Start of Input material

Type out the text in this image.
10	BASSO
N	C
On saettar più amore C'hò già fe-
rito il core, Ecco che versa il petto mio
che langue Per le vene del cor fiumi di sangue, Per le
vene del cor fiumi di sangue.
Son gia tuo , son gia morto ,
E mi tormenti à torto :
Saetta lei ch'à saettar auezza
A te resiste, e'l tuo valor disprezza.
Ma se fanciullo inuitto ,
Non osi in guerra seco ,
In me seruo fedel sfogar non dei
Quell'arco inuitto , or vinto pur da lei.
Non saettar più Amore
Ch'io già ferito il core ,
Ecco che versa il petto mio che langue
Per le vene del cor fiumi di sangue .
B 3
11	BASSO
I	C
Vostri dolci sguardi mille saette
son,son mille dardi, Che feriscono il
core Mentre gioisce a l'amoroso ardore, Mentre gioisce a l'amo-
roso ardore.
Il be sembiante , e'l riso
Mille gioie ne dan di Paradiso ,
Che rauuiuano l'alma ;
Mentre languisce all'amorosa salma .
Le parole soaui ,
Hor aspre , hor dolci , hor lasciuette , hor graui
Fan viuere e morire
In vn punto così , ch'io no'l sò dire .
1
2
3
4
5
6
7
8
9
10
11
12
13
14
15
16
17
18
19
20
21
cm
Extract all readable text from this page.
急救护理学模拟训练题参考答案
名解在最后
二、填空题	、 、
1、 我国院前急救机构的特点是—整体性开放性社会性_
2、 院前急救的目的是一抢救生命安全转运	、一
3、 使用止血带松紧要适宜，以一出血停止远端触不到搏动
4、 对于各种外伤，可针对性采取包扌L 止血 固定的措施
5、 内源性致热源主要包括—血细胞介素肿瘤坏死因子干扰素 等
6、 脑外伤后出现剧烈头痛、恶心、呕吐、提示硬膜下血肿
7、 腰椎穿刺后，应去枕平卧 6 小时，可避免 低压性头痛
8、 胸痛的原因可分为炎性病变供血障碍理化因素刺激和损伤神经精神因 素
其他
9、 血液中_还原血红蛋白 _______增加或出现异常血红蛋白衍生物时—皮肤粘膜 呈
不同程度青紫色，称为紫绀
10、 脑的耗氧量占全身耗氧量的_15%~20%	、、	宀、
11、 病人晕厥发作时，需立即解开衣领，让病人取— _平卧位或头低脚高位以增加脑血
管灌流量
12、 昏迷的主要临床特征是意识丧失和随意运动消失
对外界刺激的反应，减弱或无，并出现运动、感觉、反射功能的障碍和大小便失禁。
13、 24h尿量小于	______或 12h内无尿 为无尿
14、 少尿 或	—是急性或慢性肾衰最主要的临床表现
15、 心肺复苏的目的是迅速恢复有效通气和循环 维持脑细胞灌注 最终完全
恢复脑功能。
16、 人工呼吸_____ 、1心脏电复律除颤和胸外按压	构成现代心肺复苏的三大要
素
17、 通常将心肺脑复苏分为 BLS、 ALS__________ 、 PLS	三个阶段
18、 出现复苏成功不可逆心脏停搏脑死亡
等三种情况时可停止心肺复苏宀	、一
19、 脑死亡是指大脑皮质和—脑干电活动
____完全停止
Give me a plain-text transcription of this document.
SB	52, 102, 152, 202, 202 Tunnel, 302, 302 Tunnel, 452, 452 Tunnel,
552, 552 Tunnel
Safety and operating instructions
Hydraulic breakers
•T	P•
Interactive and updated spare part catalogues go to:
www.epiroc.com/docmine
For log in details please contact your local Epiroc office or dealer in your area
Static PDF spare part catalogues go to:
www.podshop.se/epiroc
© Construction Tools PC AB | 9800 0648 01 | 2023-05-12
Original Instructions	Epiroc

End of Input material

* **Set task**: Retype nothing except the lines from the line holding "Give me a plain-text" through the last line of the entries, both included.

* **Answer to the exercise**:
Give me a plain-text transcription of this document.
SB	52, 102, 152, 202, 202 Tunnel, 302, 302 Tunnel, 452, 452 Tunnel,
552, 552 Tunnel
Safety and operating instructions
Hydraulic breakers
•T	P•
Interactive and updated spare part catalogues go to:
www.epiroc.com/docmine
For log in details please contact your local Epiroc office or dealer in your area
Static PDF spare part catalogues go to:
www.podshop.se/epiroc
© Construction Tools PC AB | 9800 0648 01 | 2023-05-12
Original Instructions	Epiroc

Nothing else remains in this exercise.